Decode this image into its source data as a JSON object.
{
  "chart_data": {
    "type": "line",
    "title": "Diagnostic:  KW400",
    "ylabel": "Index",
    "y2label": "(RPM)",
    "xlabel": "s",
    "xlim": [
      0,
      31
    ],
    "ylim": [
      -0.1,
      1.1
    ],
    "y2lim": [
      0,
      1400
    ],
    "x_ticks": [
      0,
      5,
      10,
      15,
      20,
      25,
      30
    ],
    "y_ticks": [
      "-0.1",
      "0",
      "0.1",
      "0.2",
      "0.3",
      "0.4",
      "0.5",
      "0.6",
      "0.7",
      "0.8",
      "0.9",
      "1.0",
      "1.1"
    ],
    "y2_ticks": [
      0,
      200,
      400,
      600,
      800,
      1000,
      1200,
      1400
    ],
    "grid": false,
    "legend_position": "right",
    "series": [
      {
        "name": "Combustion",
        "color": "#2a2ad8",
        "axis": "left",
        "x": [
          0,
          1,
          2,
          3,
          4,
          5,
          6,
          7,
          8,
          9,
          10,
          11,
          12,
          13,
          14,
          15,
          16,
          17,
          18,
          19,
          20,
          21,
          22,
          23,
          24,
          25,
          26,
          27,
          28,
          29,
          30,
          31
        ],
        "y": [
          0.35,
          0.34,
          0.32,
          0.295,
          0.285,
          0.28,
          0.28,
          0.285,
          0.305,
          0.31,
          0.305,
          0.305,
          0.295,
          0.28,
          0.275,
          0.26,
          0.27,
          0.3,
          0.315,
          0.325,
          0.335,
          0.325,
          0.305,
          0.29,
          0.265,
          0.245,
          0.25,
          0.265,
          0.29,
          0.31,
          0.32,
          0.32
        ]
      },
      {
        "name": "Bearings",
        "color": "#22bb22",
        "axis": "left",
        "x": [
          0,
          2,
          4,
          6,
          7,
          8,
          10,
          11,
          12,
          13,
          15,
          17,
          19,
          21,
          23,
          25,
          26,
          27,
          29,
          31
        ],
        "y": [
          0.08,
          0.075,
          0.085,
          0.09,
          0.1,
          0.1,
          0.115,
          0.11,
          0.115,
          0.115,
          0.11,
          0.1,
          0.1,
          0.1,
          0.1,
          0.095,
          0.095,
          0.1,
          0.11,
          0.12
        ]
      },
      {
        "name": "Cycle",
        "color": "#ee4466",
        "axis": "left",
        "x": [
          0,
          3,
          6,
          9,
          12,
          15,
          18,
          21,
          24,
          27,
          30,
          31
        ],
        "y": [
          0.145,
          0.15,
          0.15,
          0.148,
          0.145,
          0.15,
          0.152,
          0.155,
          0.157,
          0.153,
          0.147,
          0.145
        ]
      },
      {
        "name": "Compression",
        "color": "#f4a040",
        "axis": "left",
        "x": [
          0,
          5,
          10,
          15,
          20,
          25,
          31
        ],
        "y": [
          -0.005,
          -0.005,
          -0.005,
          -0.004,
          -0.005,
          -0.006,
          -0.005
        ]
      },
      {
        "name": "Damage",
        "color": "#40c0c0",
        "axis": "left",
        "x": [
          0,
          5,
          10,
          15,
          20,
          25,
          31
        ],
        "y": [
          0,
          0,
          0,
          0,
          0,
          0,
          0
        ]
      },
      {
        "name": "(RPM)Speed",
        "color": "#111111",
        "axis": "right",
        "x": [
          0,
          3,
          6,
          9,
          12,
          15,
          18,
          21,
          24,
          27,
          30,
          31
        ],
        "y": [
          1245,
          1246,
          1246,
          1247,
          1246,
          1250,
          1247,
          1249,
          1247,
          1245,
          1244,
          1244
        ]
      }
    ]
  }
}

^^^^^^^^

EXERCISE REQUIREMENTS: Return all the data above once more, precisely as given.

THE ANSWER:
Decode this image into its source data as a JSON object.
{
  "chart_data": {
    "type": "line",
    "title": "Diagnostic:  KW400",
    "ylabel": "Index",
    "y2label": "(RPM)",
    "xlabel": "s",
    "xlim": [
      0,
      31
    ],
    "ylim": [
      -0.1,
      1.1
    ],
    "y2lim": [
      0,
      1400
    ],
    "x_ticks": [
      0,
      5,
      10,
      15,
      20,
      25,
      30
    ],
    "y_ticks": [
      "-0.1",
      "0",
      "0.1",
      "0.2",
      "0.3",
      "0.4",
      "0.5",
      "0.6",
      "0.7",
      "0.8",
      "0.9",
      "1.0",
      "1.1"
    ],
    "y2_ticks": [
      0,
      200,
      400,
      600,
      800,
      1000,
      1200,
      1400
    ],
    "grid": false,
    "legend_position": "right",
    "series": [
      {
        "name": "Combustion",
        "color": "#2a2ad8",
        "axis": "left",
        "x": [
          0,
          1,
          2,
          3,
          4,
          5,
          6,
          7,
          8,
          9,
          10,
          11,
          12,
          13,
          14,
          15,
          16,
          17,
          18,
          19,
          20,
          21,
          22,
          23,
          24,
          25,
          26,
          27,
          28,
          29,
          30,
          31
        ],
        "y": [
          0.35,
          0.34,
          0.32,
          0.295,
          0.285,
          0.28,
          0.28,
          0.285,
          0.305,
          0.31,
          0.305,
          0.305,
          0.295,
          0.28,
          0.275,
          0.26,
          0.27,
          0.3,
          0.315,
          0.325,
          0.335,
          0.325,
          0.305,
          0.29,
          0.265,
          0.245,
          0.25,
          0.265,
          0.29,
          0.31,
          0.32,
          0.32
        ]
      },
      {
        "name": "Bearings",
        "color": "#22bb22",
        "axis": "left",
        "x": [
          0,
          2,
          4,
          6,
          7,
          8,
          10,
          11,
          12,
          13,
          15,
          17,
          19,
          21,
          23,
          25,
          26,
          27,
          29,
          31
        ],
        "y": [
          0.08,
          0.075,
          0.085,
          0.09,
          0.1,
          0.1,
          0.115,
          0.11,
          0.115,
          0.115,
          0.11,
          0.1,
          0.1,
          0.1,
          0.1,
          0.095,
          0.095,
          0.1,
          0.11,
          0.12
        ]
      },
      {
        "name": "Cycle",
        "color": "#ee4466",
        "axis": "left",
        "x": [
          0,
          3,
          6,
          9,
          12,
          15,
          18,
          21,
          24,
          27,
          30,
          31
        ],
        "y": [
          0.145,
          0.15,
          0.15,
          0.148,
          0.145,
          0.15,
          0.152,
          0.155,
          0.157,
          0.153,
          0.147,
          0.145
        ]
      },
      {
        "name": "Compression",
        "color": "#f4a040",
        "axis": "left",
        "x": [
          0,
          5,
          10,
          15,
          20,
          25,
          31
        ],
        "y": [
          -0.005,
          -0.005,
          -0.005,
          -0.004,
          -0.005,
          -0.006,
          -0.005
        ]
      },
      {
        "name": "Damage",
        "color": "#40c0c0",
        "axis": "left",
        "x": [
          0,
          5,
          10,
          15,
          20,
          25,
          31
        ],
        "y": [
          0,
          0,
          0,
          0,
          0,
          0,
          0
        ]
      },
      {
        "name": "(RPM)Speed",
        "color": "#111111",
        "axis": "right",
        "x": [
          0,
          3,
          6,
          9,
          12,
          15,
          18,
          21,
          24,
          27,
          30,
          31
        ],
        "y": [
          1245,
          1246,
          1246,
          1247,
          1246,
          1250,
          1247,
          1249,
          1247,
          1245,
          1244,
          1244
        ]
      }
    ]
  }
}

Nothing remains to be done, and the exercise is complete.